Selected passage:
_ _ _ _ _ _ _

BobHadBitchTits · 28/03/2022 16:43

You come off way worse in this than the 12 year old.

rwalker · 28/03/2022 16:44

Personally I wouldn't go but if I were him I also wouldn't take her .

Flowerbedflora · 28/03/2022 16:44

She's 12 and you and her df expect her to go on holiday/ abroad wedding with a stranger? Perhaps you should have developed a relationship with her first before having expectations and making judgements.

Harlequin1088 · 28/03/2022 16:48

I can’t see any improvement here. I’d drop the boyfriend like a stone personally. Life is too short to be dictated to by a 12-year-old. I get that the girl feels like she’s between a rock and a hard place where her Mum and Dad are concerned so it’s normal that her anger is directed towards you. In a 12-year-old’s mind, it’s a simplistic case of if YOU weren’t around then her life would be better and maybe her parents would get back together. YOU are the problem in her eyes so YOU are the thing that needs to be removed. A 12-year-old doesn’t understand the nuances of adult relationships and won’t be able to grasp that if her Dad wasn’t in a relationship with you then he’d be in a relationship with somebody else. Unfortunately, if you’ve got a situation where nobody (neither Mum nor Dad) is going to sit down and gently explain that to the child, then I’m afraid you’ve got no hope. This week it’ll be the niece’s wedding, next time it’ll be a day out that causes the problem, then it’ll be a row over who does what at Christmas, and so on and so forth until we die. If your partner is just going to bend to the will of a 12-year-old and live his life on her terms not his, regardless of whether it makes him happy or not, then you need to ask yourself if you really want to be a part of that? I’d get out now while you still can.

_ _ _ _ _ _ _

Supplied data:
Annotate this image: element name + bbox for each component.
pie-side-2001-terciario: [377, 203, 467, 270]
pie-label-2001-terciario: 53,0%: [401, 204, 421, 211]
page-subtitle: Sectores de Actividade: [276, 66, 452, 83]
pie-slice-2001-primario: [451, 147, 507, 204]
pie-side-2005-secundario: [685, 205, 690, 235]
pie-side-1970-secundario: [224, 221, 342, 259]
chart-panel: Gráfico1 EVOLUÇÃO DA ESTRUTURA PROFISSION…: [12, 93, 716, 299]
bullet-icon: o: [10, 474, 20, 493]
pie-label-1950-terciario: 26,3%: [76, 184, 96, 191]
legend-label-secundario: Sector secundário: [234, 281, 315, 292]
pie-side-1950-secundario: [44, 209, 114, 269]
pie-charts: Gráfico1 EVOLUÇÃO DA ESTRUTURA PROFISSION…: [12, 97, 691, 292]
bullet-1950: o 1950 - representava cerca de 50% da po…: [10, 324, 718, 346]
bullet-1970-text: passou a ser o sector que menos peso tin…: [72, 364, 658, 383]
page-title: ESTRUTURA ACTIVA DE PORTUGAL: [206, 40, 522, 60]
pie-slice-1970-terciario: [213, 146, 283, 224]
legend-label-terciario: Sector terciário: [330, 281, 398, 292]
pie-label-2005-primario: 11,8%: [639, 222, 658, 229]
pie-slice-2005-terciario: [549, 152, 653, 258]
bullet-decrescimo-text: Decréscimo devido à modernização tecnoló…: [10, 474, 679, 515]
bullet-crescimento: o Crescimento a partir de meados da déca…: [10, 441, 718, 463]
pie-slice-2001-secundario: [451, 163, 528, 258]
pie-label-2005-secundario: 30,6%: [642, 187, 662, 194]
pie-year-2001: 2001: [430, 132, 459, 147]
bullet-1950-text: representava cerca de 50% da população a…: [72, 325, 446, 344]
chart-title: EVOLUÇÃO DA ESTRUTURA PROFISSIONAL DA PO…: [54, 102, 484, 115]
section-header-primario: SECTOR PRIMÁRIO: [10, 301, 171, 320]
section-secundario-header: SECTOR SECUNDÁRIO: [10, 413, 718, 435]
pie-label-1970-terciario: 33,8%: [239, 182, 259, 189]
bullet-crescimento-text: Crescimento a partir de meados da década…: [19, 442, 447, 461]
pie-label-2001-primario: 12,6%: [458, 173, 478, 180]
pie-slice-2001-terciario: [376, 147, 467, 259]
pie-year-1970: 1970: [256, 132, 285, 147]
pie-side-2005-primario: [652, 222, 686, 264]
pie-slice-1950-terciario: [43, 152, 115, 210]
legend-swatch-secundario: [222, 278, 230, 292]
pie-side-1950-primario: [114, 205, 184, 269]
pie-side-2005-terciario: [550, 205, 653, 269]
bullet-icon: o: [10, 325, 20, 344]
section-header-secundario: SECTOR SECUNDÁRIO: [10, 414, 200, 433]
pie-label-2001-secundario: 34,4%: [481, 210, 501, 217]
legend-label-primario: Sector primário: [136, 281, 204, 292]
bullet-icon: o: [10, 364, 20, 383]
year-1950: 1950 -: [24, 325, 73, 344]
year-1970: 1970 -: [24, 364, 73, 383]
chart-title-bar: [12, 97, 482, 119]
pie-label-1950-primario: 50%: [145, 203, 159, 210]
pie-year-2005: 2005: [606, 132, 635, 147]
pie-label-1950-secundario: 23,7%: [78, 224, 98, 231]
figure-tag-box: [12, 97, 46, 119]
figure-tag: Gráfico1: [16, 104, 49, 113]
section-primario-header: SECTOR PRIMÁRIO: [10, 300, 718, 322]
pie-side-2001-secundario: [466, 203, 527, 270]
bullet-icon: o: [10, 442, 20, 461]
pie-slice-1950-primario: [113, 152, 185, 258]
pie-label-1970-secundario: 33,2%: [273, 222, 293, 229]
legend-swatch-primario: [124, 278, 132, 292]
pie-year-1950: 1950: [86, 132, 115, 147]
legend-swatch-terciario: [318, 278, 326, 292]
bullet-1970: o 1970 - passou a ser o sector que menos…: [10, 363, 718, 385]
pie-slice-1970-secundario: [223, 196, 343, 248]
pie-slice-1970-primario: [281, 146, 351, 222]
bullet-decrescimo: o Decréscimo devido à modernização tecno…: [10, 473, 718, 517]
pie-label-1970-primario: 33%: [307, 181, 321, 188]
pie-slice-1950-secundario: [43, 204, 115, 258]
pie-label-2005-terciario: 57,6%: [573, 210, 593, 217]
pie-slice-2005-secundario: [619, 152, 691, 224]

_ _ _ _ _ _ _

Required action 1: In the forum thread, what event does Harlequin1088 say is causing the problem this week?
Required action 2: Write out the part of the forum thread that opens with the words containing "BobHadBitchTits · 28/03/2022" and closes with "and making judgements.".
Answer from the forum thread only.

Exercise output 1: The niece's wedding.

Exercise output 2:
BobHadBitchTits · 28/03/2022 16:43

You come off way worse in this than the 12 year old.

rwalker · 28/03/2022 16:44

Personally I wouldn't go but if I were him I also wouldn't take her .

Flowerbedflora · 28/03/2022 16:44

She's 12 and you and her df expect her to go on holiday/ abroad wedding with a stranger? Perhaps you should have developed a relationship with her first before having expectations and making judgements.